[EXCERPTED PASSAGE]:

— START —

The “reliable” image of WM Motor also has trouble.

On May 14th, online exposure showed that a pure electric car, the YEMA U PRO, caught fire in Sichuan province. YEMA’s battery supplier, Gu Shen Corporation, is actually one of WM Motor’s four suppliers. Some netizens suspected the reliability of WM Motor’s batteries because of this.

Image from Autohome and the Internet

This kind of straightforward thinking is not appropriate. A simple example is Panasonic, which not only cooperates with Tesla to build its battery factory, but also is the power battery supplier for Volkswagen and Toyota. Considering that Tesla cars have caught fire several times, can we think that the reliability of Volkswagen and Toyota’s pure electric cars is worrying?

The core components of a battery roughly include the battery cell, module, pack, BMS, and thermal management, etc. Different car companies conduct independent research and development on different specifications of the same battery cell. The safety and reliability of the pack is the true embodiment of a car company’s technical capabilities.

— END —

[Element placement data]:
— START —

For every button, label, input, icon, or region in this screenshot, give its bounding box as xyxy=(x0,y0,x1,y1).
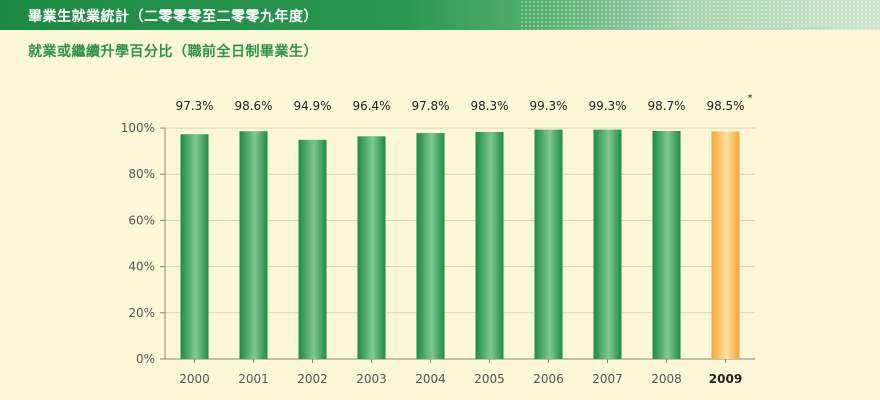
labels: 0% 20% 40% 60% 80% 100% 2000 97.3% 2001 98.6% 2002… xyxy=(121,93,753,386)
bar-2006 xyxy=(534,129,563,359)
x-tick-label: 2003 xyxy=(356,372,387,386)
x-tick-label: 2006 xyxy=(533,372,564,386)
x-tick-label: 2001 xyxy=(238,372,269,386)
data-label: 99.3% xyxy=(529,99,567,113)
bar-2001 xyxy=(239,131,268,359)
data-label: 97.3% xyxy=(175,99,213,113)
bar-2008 xyxy=(652,131,681,359)
y-tick-label: 40% xyxy=(128,260,155,274)
chart-subtitle: 就業或繼續升學百分比（職前全日制畢業生） xyxy=(28,44,318,60)
bar-2009 xyxy=(711,131,740,359)
data-label: 94.9% xyxy=(293,99,331,113)
header-bar: 畢業生就業統計（二零零零至二零零九年度） xyxy=(0,0,880,30)
bars xyxy=(180,129,740,359)
bar-2000 xyxy=(180,134,209,359)
x-tick-label: 2007 xyxy=(592,372,623,386)
y-tick-label: 80% xyxy=(128,167,155,181)
bar-2005 xyxy=(475,131,504,359)
x-tick-label: 2002 xyxy=(297,372,328,386)
y-tick-label: 20% xyxy=(128,306,155,320)
asterisk-marker: * xyxy=(748,93,753,104)
x-tick-label: 2005 xyxy=(474,372,505,386)
data-label: 98.5% xyxy=(706,99,744,113)
data-label: 98.6% xyxy=(234,99,272,113)
data-label: 99.3% xyxy=(588,99,626,113)
page-title: 畢業生就業統計（二零零零至二零零九年度） xyxy=(28,9,318,25)
x-tick-label: 2000 xyxy=(179,372,210,386)
data-label: 97.8% xyxy=(411,99,449,113)
data-label: 98.7% xyxy=(647,99,685,113)
data-label: 98.3% xyxy=(470,99,508,113)
y-tick-label: 100% xyxy=(121,121,155,135)
x-tick-label: 2004 xyxy=(415,372,446,386)
bar-2007 xyxy=(593,129,622,359)
x-tick-label: 2008 xyxy=(651,372,682,386)
y-tick-label: 0% xyxy=(136,352,155,366)
bar-2002 xyxy=(298,139,327,359)
x-tick-label: 2009 xyxy=(709,372,742,386)
data-label: 96.4% xyxy=(352,99,390,113)
bar-2003 xyxy=(357,136,386,359)
y-tick-label: 60% xyxy=(128,213,155,227)
bar-2004 xyxy=(416,133,445,359)
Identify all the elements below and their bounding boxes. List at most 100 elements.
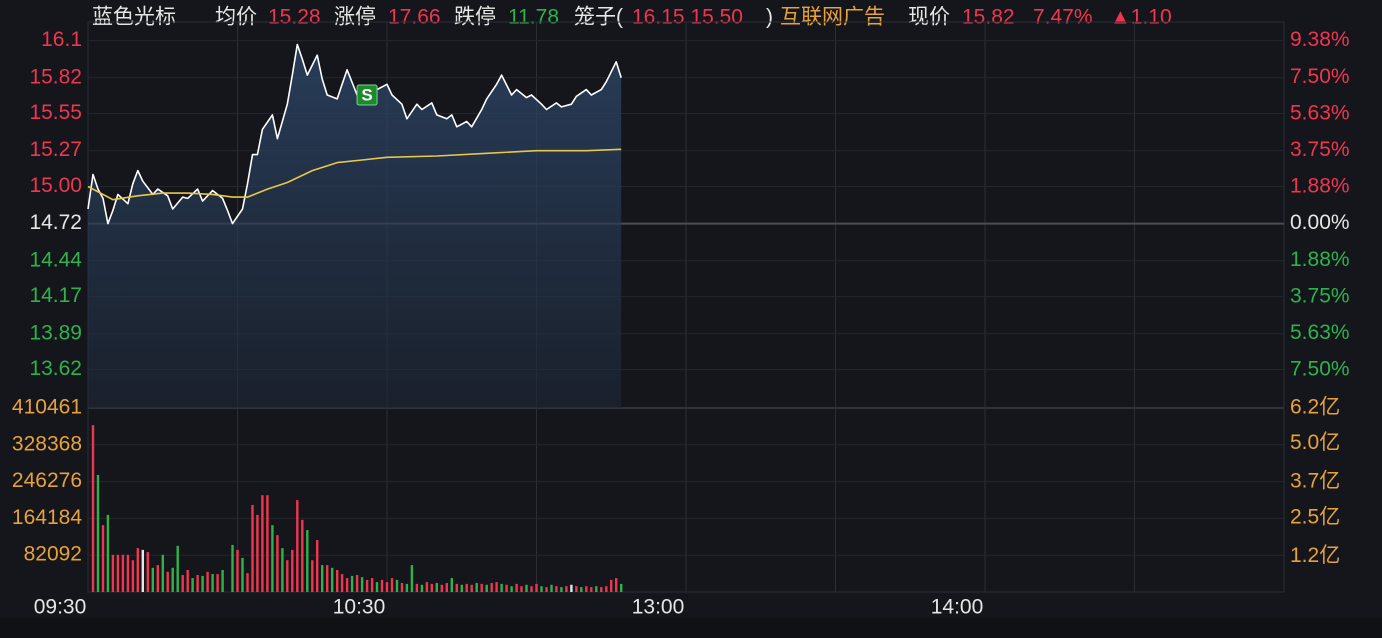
volume-bar	[460, 584, 463, 592]
y2-tick-label: 5.0亿	[1290, 431, 1340, 454]
volume-bar	[535, 583, 538, 592]
label: 跌停	[454, 6, 496, 29]
volume-bar	[525, 584, 528, 592]
volume-bar	[510, 586, 513, 592]
label: 涨停	[334, 6, 376, 29]
volume-bar	[276, 535, 279, 592]
volume-bar	[380, 579, 384, 592]
y-tick-label: 164184	[12, 506, 82, 529]
value: 7.47%	[1033, 6, 1093, 29]
volume-bar	[331, 567, 334, 592]
volume-bar	[520, 586, 523, 592]
volume-bar	[156, 565, 159, 592]
volume-bar	[281, 548, 284, 592]
volume-bar	[350, 575, 354, 592]
y2-tick-label: 7.50%	[1290, 358, 1350, 381]
label: 均价	[215, 6, 257, 29]
volume-bar	[211, 574, 214, 592]
volume-bar	[385, 582, 389, 592]
volume-bar	[176, 545, 179, 592]
y2-tick-label: 1.2亿	[1290, 544, 1340, 567]
volume-bar	[301, 519, 304, 592]
volume-bar	[236, 549, 239, 592]
y-tick-label: 82092	[24, 543, 82, 566]
y-tick-label: 15.27	[29, 138, 82, 161]
y2-tick-label: 5.63%	[1290, 101, 1350, 124]
volume-bar	[440, 584, 443, 592]
volume-bar	[121, 554, 125, 592]
volume-bar	[136, 548, 139, 592]
volume-bar	[365, 579, 369, 592]
sector[interactable]: 互联网广告	[780, 6, 885, 29]
volume-bar	[146, 552, 149, 592]
volume-bar	[231, 544, 234, 592]
volume-bar	[306, 530, 309, 592]
value: 17.66	[388, 6, 441, 29]
x-tick-label: 10:30	[333, 596, 386, 619]
volume-bar	[500, 583, 503, 592]
plot: S	[87, 43, 623, 592]
volume-bar	[455, 583, 458, 592]
volume-bar	[340, 574, 344, 592]
volume-bar	[550, 584, 553, 592]
y2-tick-label: 1.88%	[1290, 248, 1350, 271]
volume-bar	[171, 567, 174, 592]
volume-bar	[311, 560, 314, 592]
volume-bar	[585, 586, 588, 592]
value: 15.28	[268, 6, 321, 29]
volume-bar	[560, 587, 563, 592]
y2-tick-label: 3.7亿	[1290, 470, 1340, 493]
volume-bar	[181, 575, 184, 592]
y-tick-label: 15.55	[29, 101, 82, 124]
volume-bar	[116, 554, 120, 592]
volume-bar	[505, 584, 508, 592]
volume-bar	[395, 579, 399, 592]
volume-bar	[575, 586, 578, 592]
volume-bar	[131, 560, 135, 592]
volume-bar	[405, 583, 409, 592]
volume-bar	[620, 583, 623, 592]
volume-bar	[96, 475, 100, 592]
y-tick-label: 328368	[12, 432, 82, 455]
volume-bar	[480, 583, 483, 592]
volume-bar	[490, 583, 493, 592]
volume-bar	[246, 573, 249, 592]
price-area	[88, 44, 622, 408]
volume-bar	[201, 575, 204, 592]
volume-bar	[375, 582, 379, 592]
volume-bar	[565, 586, 568, 592]
stock-name: 蓝色光标	[92, 6, 176, 29]
volume-bar	[345, 578, 349, 592]
volume-bar	[266, 495, 269, 592]
y-tick-label: 246276	[12, 469, 82, 492]
y2-tick-label: 9.38%	[1290, 28, 1350, 51]
volume-bar	[111, 554, 115, 592]
volume-bar	[91, 425, 95, 592]
volume-bar	[186, 570, 189, 592]
header: 蓝色光标 均价 15.28 涨停 17.66 跌停 11.78 笼子( 16.1…	[92, 6, 1172, 29]
volume-bar	[430, 583, 433, 592]
volume-bar	[106, 514, 110, 592]
volume-bar	[370, 578, 374, 592]
volume-bar	[126, 554, 130, 592]
y-tick-label: 16.1	[41, 28, 82, 51]
volume-bar	[495, 582, 498, 592]
volume-bar	[336, 570, 339, 592]
axis-labels: 09:30 10:30 13:00 14:00 16.1 15.82 15.55 15.27 1…	[12, 28, 1350, 618]
signal-marker	[356, 84, 378, 106]
y2-tick-label: 0.00%	[1290, 211, 1350, 234]
volume-bar	[570, 584, 573, 592]
volume-bar	[465, 583, 468, 592]
volume-bar	[291, 549, 294, 592]
volume-bar	[360, 577, 364, 592]
volume-bar	[191, 578, 194, 592]
volume-bar	[415, 583, 419, 592]
volume-bar	[420, 584, 424, 592]
volume-bar	[425, 582, 429, 592]
volume-bar	[540, 586, 543, 592]
volume-bar	[595, 586, 598, 592]
volume-bar	[166, 571, 169, 592]
volume-bar	[470, 584, 473, 592]
y2-tick-label: 3.75%	[1290, 138, 1350, 161]
y-tick-label: 15.82	[29, 65, 82, 88]
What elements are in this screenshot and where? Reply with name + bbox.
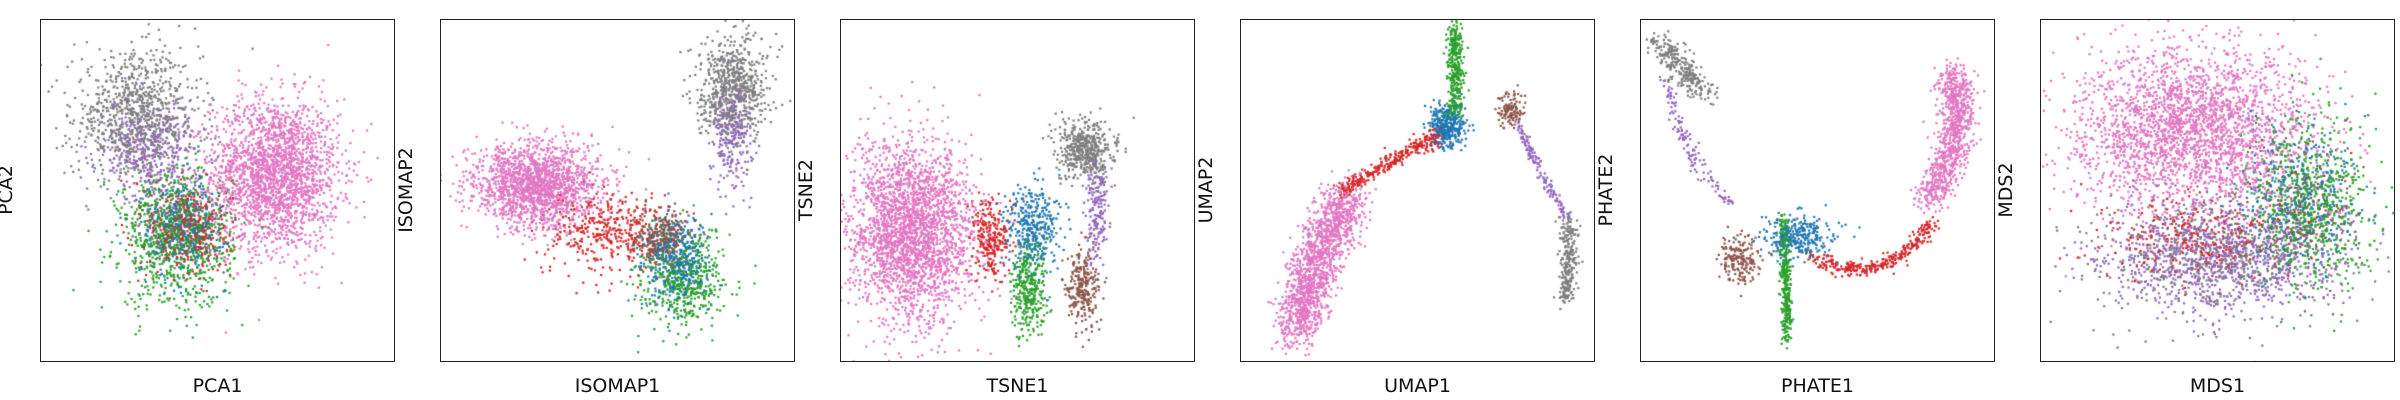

— END —

[INSTRUCTIONS TO FOLLOW]: Return the full passage on WM Motor's battery reliability word for word.

[REPLY]:
The “reliable” image of WM Motor also has trouble.

On May 14th, online exposure showed that a pure electric car, the YEMA U PRO, caught fire in Sichuan province. YEMA’s battery supplier, Gu Shen Corporation, is actually one of WM Motor’s four suppliers. Some netizens suspected the reliability of WM Motor’s batteries because of this.

Image from Autohome and the Internet

This kind of straightforward thinking is not appropriate. A simple example is Panasonic, which not only cooperates with Tesla to build its battery factory, but also is the power battery supplier for Volkswagen and Toyota. Considering that Tesla cars have caught fire several times, can we think that the reliability of Volkswagen and Toyota’s pure electric cars is worrying?

The core components of a battery roughly include the battery cell, module, pack, BMS, and thermal management, etc. Different car companies conduct independent research and development on different specifications of the same battery cell. The safety and reliability of the pack is the true embodiment of a car company’s technical capabilities.